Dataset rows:
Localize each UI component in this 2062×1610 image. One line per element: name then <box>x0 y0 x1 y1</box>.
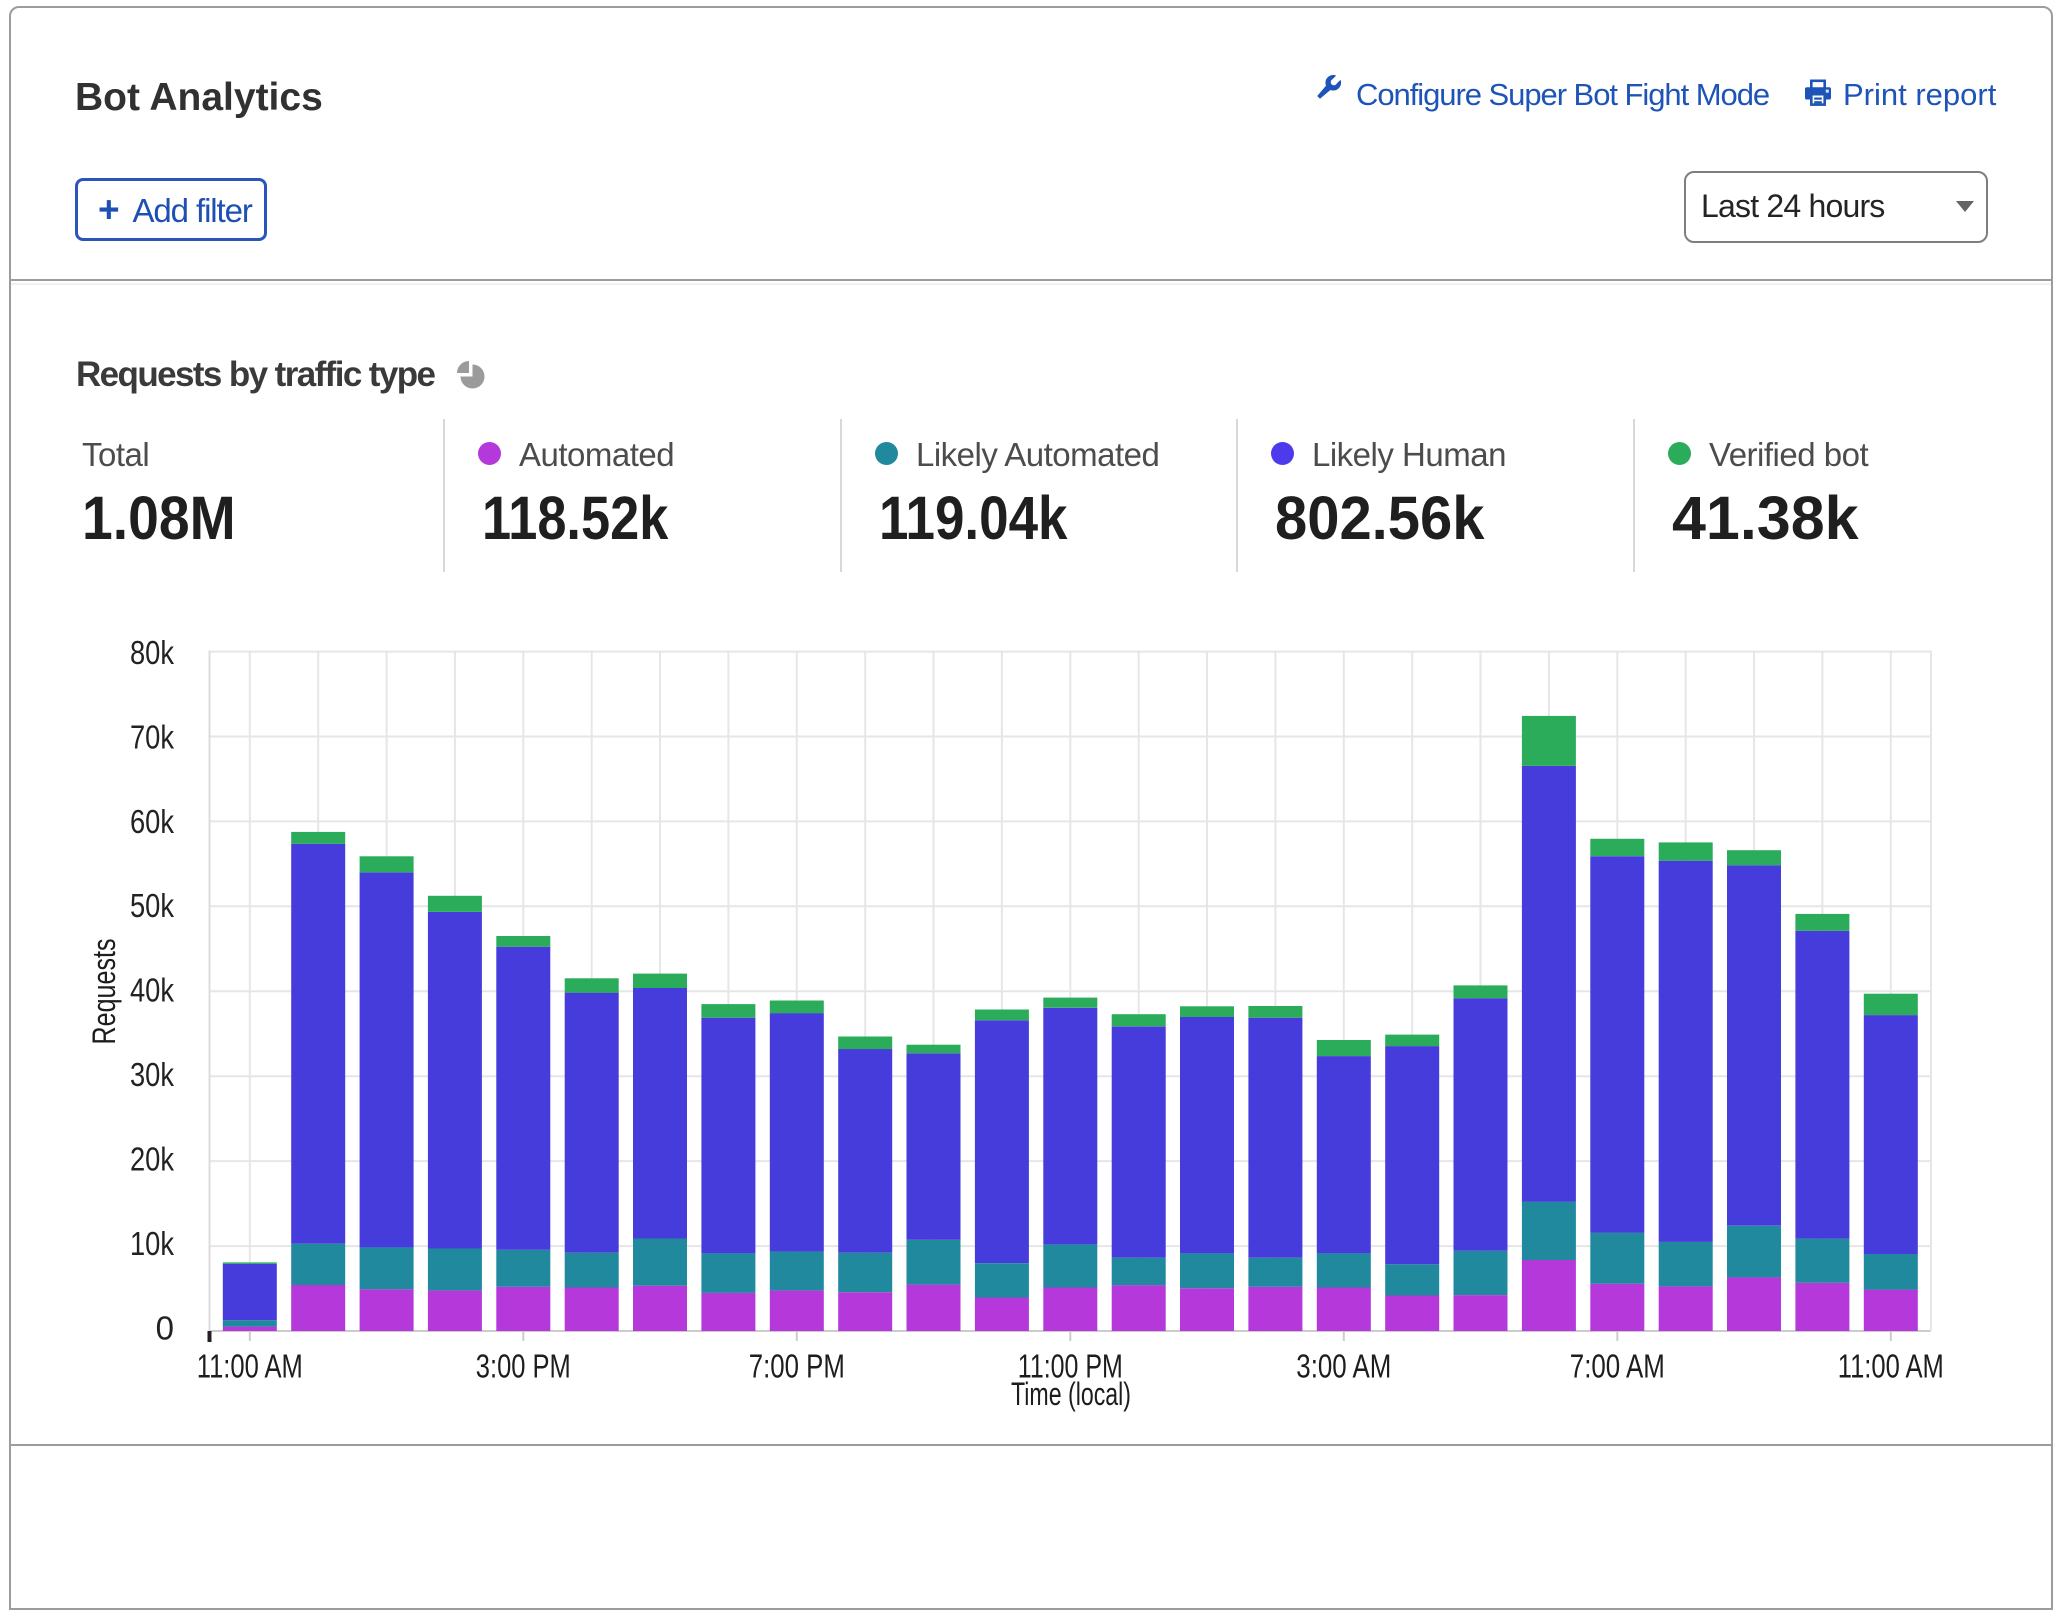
svg-text:60k: 60k <box>130 803 174 840</box>
svg-text:Requests: Requests <box>86 939 122 1045</box>
svg-text:3:00 AM: 3:00 AM <box>1296 1348 1391 1385</box>
svg-text:30k: 30k <box>130 1056 174 1093</box>
svg-text:11:00 AM: 11:00 AM <box>1838 1348 1944 1385</box>
svg-text:40k: 40k <box>130 972 174 1009</box>
svg-text:0: 0 <box>156 1310 174 1347</box>
svg-text:11:00 AM: 11:00 AM <box>197 1348 303 1385</box>
svg-text:7:00 PM: 7:00 PM <box>749 1348 845 1385</box>
svg-text:10k: 10k <box>130 1225 174 1262</box>
svg-text:70k: 70k <box>130 718 174 755</box>
svg-text:7:00 AM: 7:00 AM <box>1570 1348 1665 1385</box>
svg-text:80k: 80k <box>130 634 174 671</box>
svg-text:50k: 50k <box>130 887 174 924</box>
svg-text:20k: 20k <box>130 1141 174 1178</box>
svg-text:Time (local): Time (local) <box>1011 1376 1131 1412</box>
svg-text:3:00 PM: 3:00 PM <box>476 1348 571 1385</box>
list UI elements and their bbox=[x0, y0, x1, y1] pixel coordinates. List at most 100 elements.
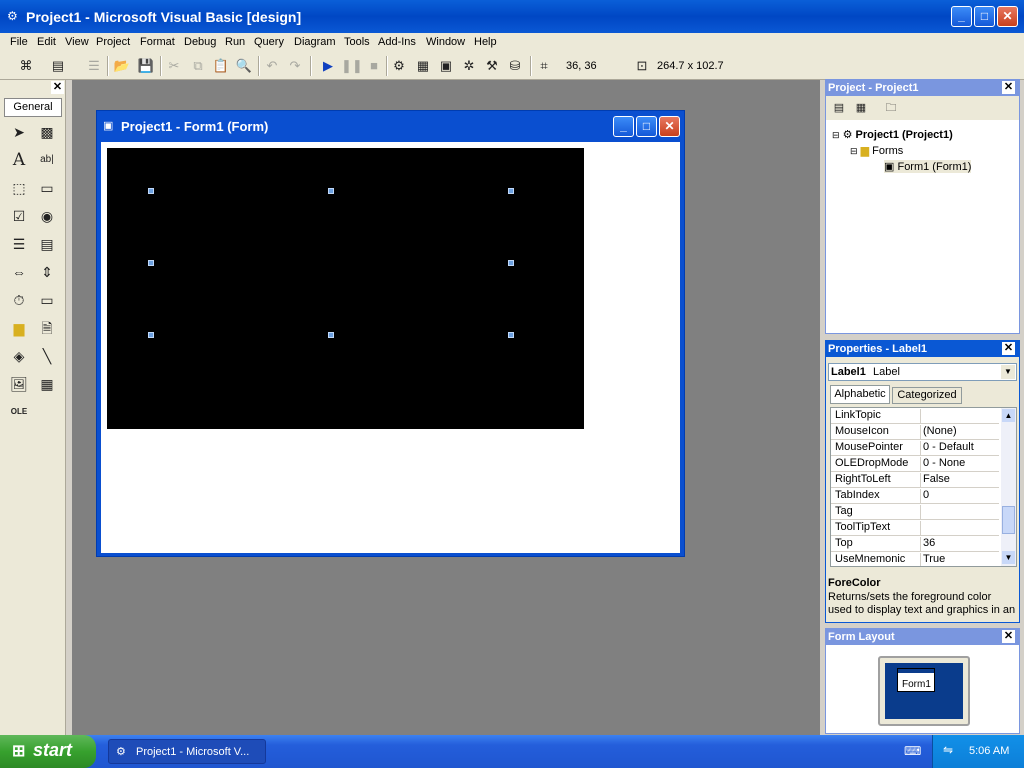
resize-handle[interactable] bbox=[148, 188, 154, 194]
object-selector[interactable]: Label1 Label ▼ bbox=[828, 363, 1017, 381]
label1-control[interactable] bbox=[154, 195, 514, 339]
add-project-icon[interactable]: ⌘ bbox=[16, 56, 36, 76]
prop-row[interactable]: UseMnemonic True bbox=[831, 552, 999, 566]
tab-alphabetic[interactable]: Alphabetic bbox=[830, 385, 890, 404]
chevron-down-icon[interactable]: ▼ bbox=[1001, 365, 1015, 379]
tree-node-form1[interactable]: ▣ Form1 (Form1) bbox=[884, 160, 972, 173]
data-view-icon[interactable]: ⛁ bbox=[505, 56, 525, 76]
resize-handle[interactable] bbox=[328, 332, 334, 338]
form1-layout-thumbnail[interactable]: Form1 bbox=[897, 668, 935, 692]
prop-row[interactable]: LinkTopic bbox=[831, 408, 999, 424]
add-form-icon[interactable]: ▤ bbox=[48, 56, 68, 76]
view-code-icon[interactable]: ▤ bbox=[829, 98, 849, 118]
toggle-folders-icon[interactable]: 🗀 bbox=[881, 98, 901, 118]
properties-scrollbar[interactable]: ▲ ▼ bbox=[1001, 408, 1016, 566]
line-icon[interactable]: ╲ bbox=[35, 344, 59, 368]
drivelistbox-icon[interactable]: ▭ bbox=[35, 288, 59, 312]
open-project-icon[interactable]: 📂 bbox=[112, 56, 132, 76]
form1-canvas[interactable] bbox=[101, 142, 680, 553]
save-project-icon[interactable]: 💾 bbox=[136, 56, 156, 76]
view-object-icon[interactable]: ▦ bbox=[851, 98, 871, 118]
close-icon[interactable]: ✕ bbox=[1002, 630, 1015, 643]
resize-handle[interactable] bbox=[148, 332, 154, 338]
menu-view[interactable]: View bbox=[65, 36, 89, 48]
menu-help[interactable]: Help bbox=[474, 36, 497, 48]
menu-debug[interactable]: Debug bbox=[184, 36, 216, 48]
menu-file[interactable]: File bbox=[10, 36, 28, 48]
form-close-button[interactable]: ✕ bbox=[659, 116, 680, 137]
prop-row[interactable]: ToolTipText bbox=[831, 520, 999, 536]
scroll-up-icon[interactable]: ▲ bbox=[1002, 409, 1015, 422]
taskbar-item-vb[interactable]: ⚙ Project1 - Microsoft V... bbox=[108, 739, 266, 764]
project-explorer-icon[interactable]: ⚙ bbox=[389, 56, 409, 76]
properties-window-icon[interactable]: ▦ bbox=[413, 56, 433, 76]
close-icon[interactable]: ✕ bbox=[1002, 342, 1015, 355]
menu-editor-icon[interactable]: ☰ bbox=[84, 56, 104, 76]
clock[interactable]: 5:06 AM bbox=[969, 745, 1009, 757]
resize-handle[interactable] bbox=[508, 260, 514, 266]
form-designer-window[interactable]: ▣ Project1 - Form1 (Form) _ □ ✕ bbox=[96, 110, 685, 557]
vscrollbar-icon[interactable]: ⇕ bbox=[35, 260, 59, 284]
close-button[interactable]: ✕ bbox=[997, 6, 1018, 27]
textbox-icon[interactable]: ab| bbox=[35, 148, 59, 172]
pointer-icon[interactable]: ➤ bbox=[7, 120, 31, 144]
tree-node-forms[interactable]: ⊟ ▆ Forms bbox=[850, 144, 903, 157]
menu-project[interactable]: Project bbox=[96, 36, 130, 48]
break-icon[interactable]: ❚❚ bbox=[341, 56, 363, 76]
main-title-bar[interactable]: ⚙ Project1 - Microsoft Visual Basic [des… bbox=[0, 0, 1024, 33]
prop-row[interactable]: TabIndex 0 bbox=[831, 488, 999, 504]
toolbox-tab-general[interactable]: General bbox=[4, 98, 62, 117]
tree-node-project[interactable]: ⊟ ⚙ Project1 (Project1) bbox=[832, 128, 953, 141]
picturebox-icon[interactable]: ▩ bbox=[35, 120, 59, 144]
undo-icon[interactable]: ↶ bbox=[262, 56, 282, 76]
network-icon[interactable]: ⇋ bbox=[943, 743, 953, 757]
cut-icon[interactable]: ✂ bbox=[164, 56, 184, 76]
optionbutton-icon[interactable]: ◉ bbox=[35, 204, 59, 228]
toolbox-icon[interactable]: ⚒ bbox=[482, 56, 502, 76]
resize-handle[interactable] bbox=[148, 260, 154, 266]
prop-row[interactable]: Top 36 bbox=[831, 536, 999, 552]
commandbutton-icon[interactable]: ▭ bbox=[35, 176, 59, 200]
prop-row[interactable]: RightToLeft False bbox=[831, 472, 999, 488]
resize-handle[interactable] bbox=[328, 188, 334, 194]
end-icon[interactable]: ■ bbox=[364, 56, 384, 76]
find-icon[interactable]: 🔍 bbox=[234, 56, 254, 76]
image-icon[interactable]: 🖼 bbox=[7, 372, 31, 396]
form-layout-icon[interactable]: ▣ bbox=[436, 56, 456, 76]
label-icon[interactable]: A bbox=[7, 148, 31, 172]
prop-row[interactable]: MouseIcon (None) bbox=[831, 424, 999, 440]
start-run-icon[interactable]: ▶ bbox=[318, 56, 338, 76]
prop-row[interactable]: OLEDropMode 0 - None bbox=[831, 456, 999, 472]
form-maximize-button[interactable]: □ bbox=[636, 116, 657, 137]
close-icon[interactable]: ✕ bbox=[51, 81, 64, 94]
menu-diagram[interactable]: Diagram bbox=[294, 36, 336, 48]
menu-addins[interactable]: Add-Ins bbox=[378, 36, 416, 48]
form-minimize-button[interactable]: _ bbox=[613, 116, 634, 137]
menu-edit[interactable]: Edit bbox=[37, 36, 56, 48]
resize-handle[interactable] bbox=[508, 188, 514, 194]
picturebox-control[interactable] bbox=[107, 148, 584, 429]
tab-categorized[interactable]: Categorized bbox=[892, 387, 962, 404]
data-control-icon[interactable]: ▦ bbox=[35, 372, 59, 396]
keyboard-icon[interactable]: ⌨ bbox=[904, 744, 921, 758]
listbox-icon[interactable]: ▤ bbox=[35, 232, 59, 256]
prop-row[interactable]: MousePointer 0 - Default bbox=[831, 440, 999, 456]
copy-icon[interactable]: ⧉ bbox=[188, 56, 208, 76]
menu-format[interactable]: Format bbox=[140, 36, 175, 48]
dirlistbox-icon[interactable]: ▆ bbox=[7, 316, 31, 340]
ole-icon[interactable]: OLE bbox=[7, 400, 31, 424]
menu-query[interactable]: Query bbox=[254, 36, 284, 48]
combobox-icon[interactable]: ☰ bbox=[7, 232, 31, 256]
menu-run[interactable]: Run bbox=[225, 36, 245, 48]
maximize-button[interactable]: □ bbox=[974, 6, 995, 27]
close-icon[interactable]: ✕ bbox=[1002, 81, 1015, 94]
filelistbox-icon[interactable]: 🗎 bbox=[35, 316, 59, 340]
resize-handle[interactable] bbox=[508, 332, 514, 338]
object-browser-icon[interactable]: ✲ bbox=[459, 56, 479, 76]
start-button[interactable]: ⊞ start bbox=[0, 735, 96, 768]
paste-icon[interactable]: 📋 bbox=[211, 56, 231, 76]
menu-tools[interactable]: Tools bbox=[344, 36, 370, 48]
prop-row[interactable]: Tag bbox=[831, 504, 999, 520]
scrollbar-thumb[interactable] bbox=[1002, 506, 1015, 534]
checkbox-icon[interactable]: ☑ bbox=[7, 204, 31, 228]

• _PROBLEM REQUIREMENTS_: Pull out each line of the listing above that contains the string "tree".

• _EXERCISE ANSWER_:
tree-node-form1[interactable]: ▣ Form1 (Form1) bbox=[884, 160, 972, 173]
tree-node-forms[interactable]: ⊟ ▆ Forms bbox=[850, 144, 903, 157]
tree-node-project[interactable]: ⊟ ⚙ Project1 (Project1) bbox=[832, 128, 953, 141]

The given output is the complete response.